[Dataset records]
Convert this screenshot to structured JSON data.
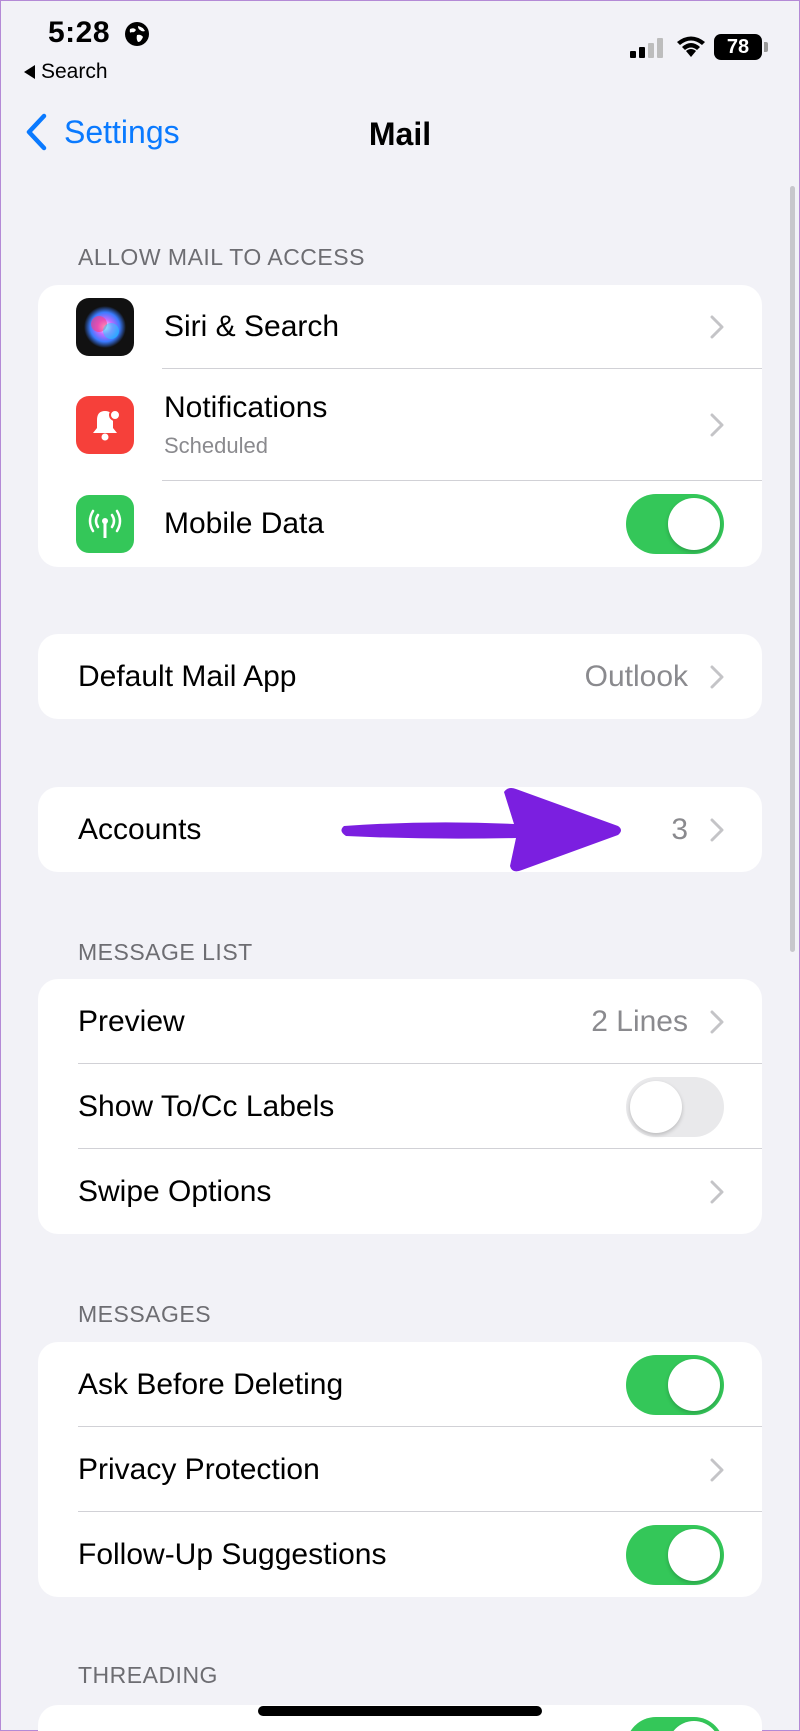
{
  "status_bar": {
    "time": "5:28",
    "back_label": "Search",
    "battery": "78"
  },
  "nav": {
    "back_label": "Settings",
    "title": "Mail"
  },
  "sections": {
    "allow_access": {
      "header": "ALLOW MAIL TO ACCESS",
      "siri": {
        "label": "Siri & Search"
      },
      "notifications": {
        "label": "Notifications",
        "sublabel": "Scheduled"
      },
      "mobile_data": {
        "label": "Mobile Data",
        "toggle": true
      }
    },
    "default_app": {
      "label": "Default Mail App",
      "value": "Outlook"
    },
    "accounts": {
      "label": "Accounts",
      "value": "3"
    },
    "message_list": {
      "header": "MESSAGE LIST",
      "preview": {
        "label": "Preview",
        "value": "2 Lines"
      },
      "show_to_cc": {
        "label": "Show To/Cc Labels",
        "toggle": false
      },
      "swipe_options": {
        "label": "Swipe Options"
      }
    },
    "messages": {
      "header": "MESSAGES",
      "ask_before_deleting": {
        "label": "Ask Before Deleting",
        "toggle": true
      },
      "privacy_protection": {
        "label": "Privacy Protection"
      },
      "follow_up": {
        "label": "Follow-Up Suggestions",
        "toggle": true
      }
    },
    "threading": {
      "header": "THREADING"
    }
  },
  "colors": {
    "accent": "#0a7aff",
    "toggle_on": "#34c759",
    "annotation_arrow": "#7b1fe0",
    "notifications_icon": "#f6403a",
    "mobile_data_icon": "#34c759"
  },
  "icons": [
    "globe-icon",
    "signal-icon",
    "wifi-icon",
    "battery-icon",
    "chevron-left-icon",
    "siri-icon",
    "notifications-icon",
    "antenna-icon",
    "chevron-right-icon",
    "annotation-arrow"
  ]
}
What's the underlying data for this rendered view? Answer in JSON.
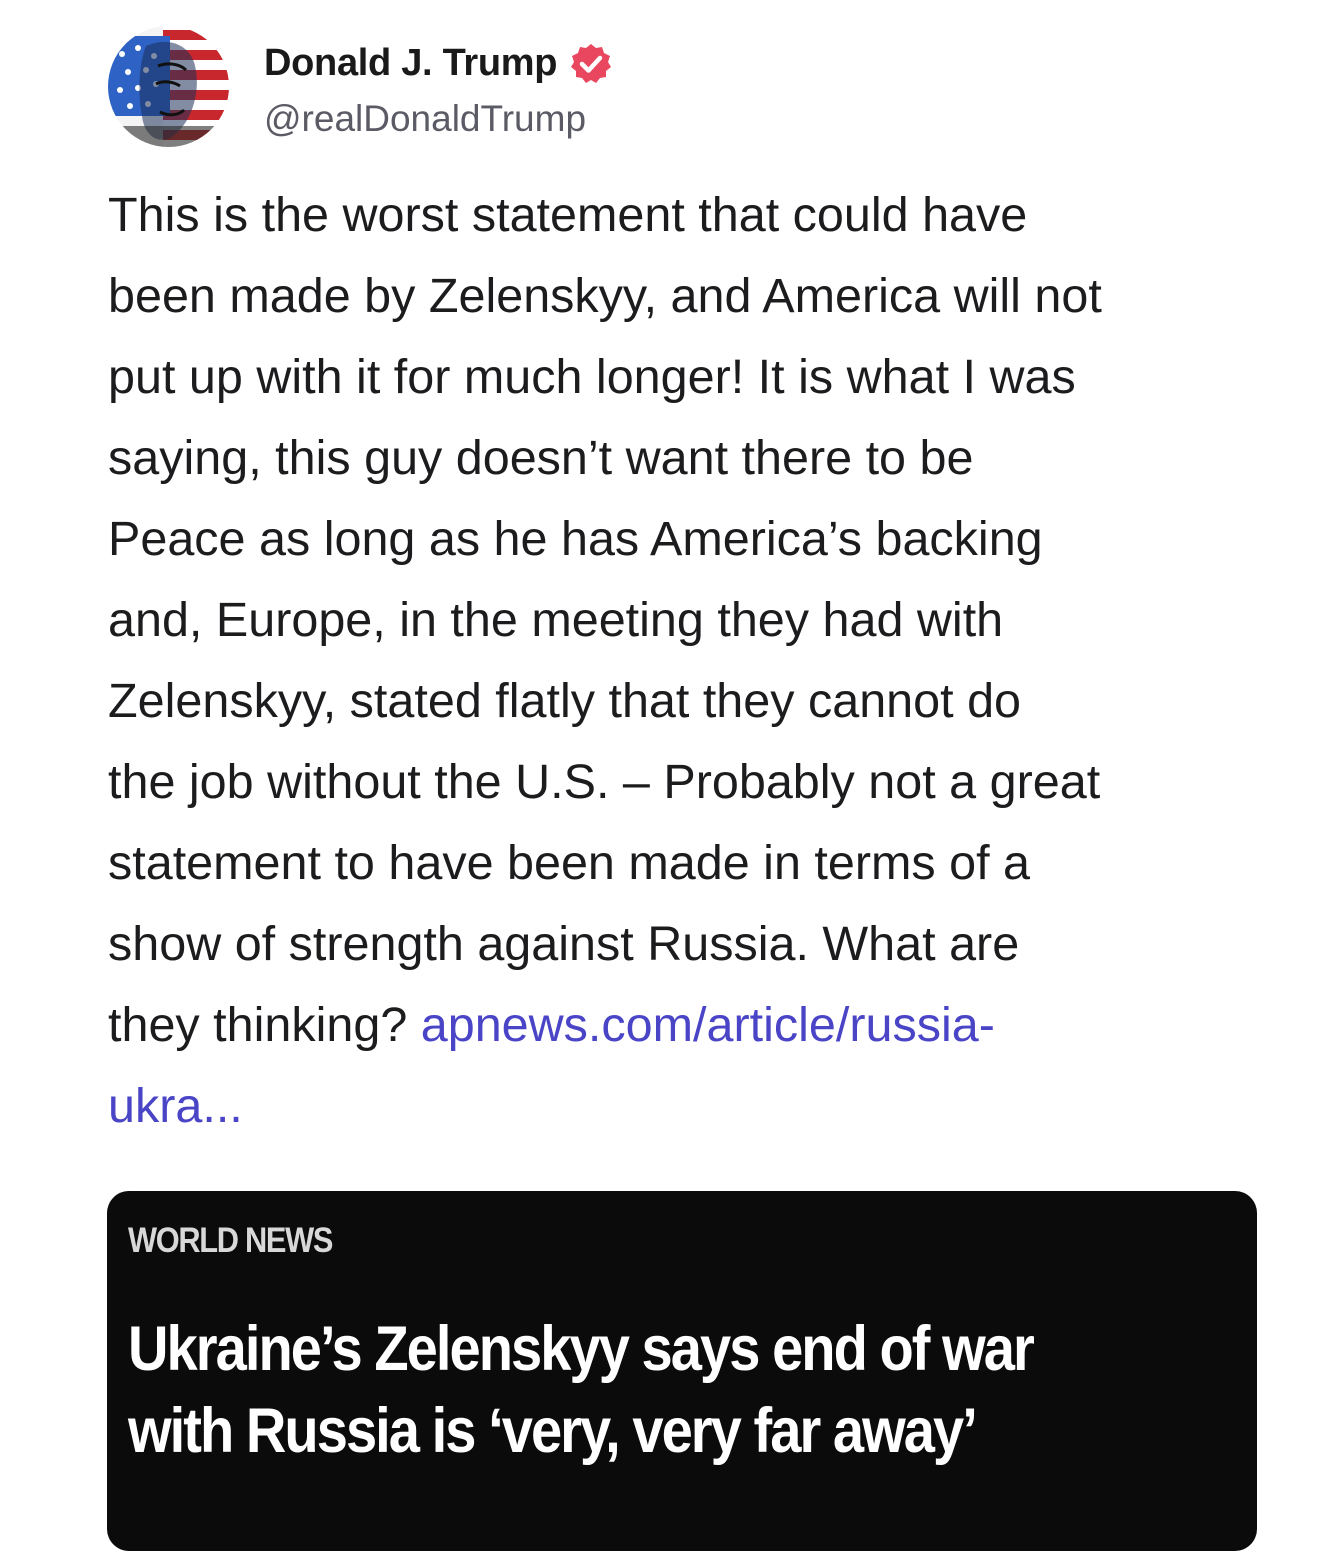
{
  "post": {
    "author": {
      "display_name": "Donald J. Trump",
      "handle": "@realDonaldTrump",
      "verified": true,
      "verified_icon": "verified-badge-icon",
      "verified_color": "#e8475f"
    },
    "text_lines": [
      "This is the worst statement that could have",
      "been made by Zelenskyy, and America will not",
      "put up with it for much longer! It is what I was",
      "saying, this guy doesn’t want there to be",
      "Peace as long as he has America’s backing",
      "and, Europe, in the meeting they had with",
      "Zelenskyy, stated flatly that they cannot do",
      "the job without the U.S. – Probably not a great",
      "statement to have been made in terms of a",
      "show of strength against Russia. What are",
      "they thinking? "
    ],
    "link": {
      "part1": "apnews.com/article/russia-",
      "part2": "ukra...",
      "color": "#4a44c6"
    },
    "card": {
      "kicker": "WORLD NEWS",
      "headline_line1": "Ukraine’s Zelenskyy says end of war",
      "headline_line2": "with Russia is ‘very, very far away’",
      "background": "#0b0b0b"
    }
  }
}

WHAT IS ASKED -
Write out an exact reproduction of the lines from the line that holds "What's the underlying" to the bottom of the listing above, both ends included. Exclude pictures.

WORKED SOLUTION -
What's the underlying data for this rendered view? Answer in JSON.
{
  "post": {
    "author": {
      "display_name": "Donald J. Trump",
      "handle": "@realDonaldTrump",
      "verified": true,
      "verified_icon": "verified-badge-icon",
      "verified_color": "#e8475f"
    },
    "text_lines": [
      "This is the worst statement that could have",
      "been made by Zelenskyy, and America will not",
      "put up with it for much longer! It is what I was",
      "saying, this guy doesn’t want there to be",
      "Peace as long as he has America’s backing",
      "and, Europe, in the meeting they had with",
      "Zelenskyy, stated flatly that they cannot do",
      "the job without the U.S. – Probably not a great",
      "statement to have been made in terms of a",
      "show of strength against Russia. What are",
      "they thinking? "
    ],
    "link": {
      "part1": "apnews.com/article/russia-",
      "part2": "ukra...",
      "color": "#4a44c6"
    },
    "card": {
      "kicker": "WORLD NEWS",
      "headline_line1": "Ukraine’s Zelenskyy says end of war",
      "headline_line2": "with Russia is ‘very, very far away’",
      "background": "#0b0b0b"
    }
  }
}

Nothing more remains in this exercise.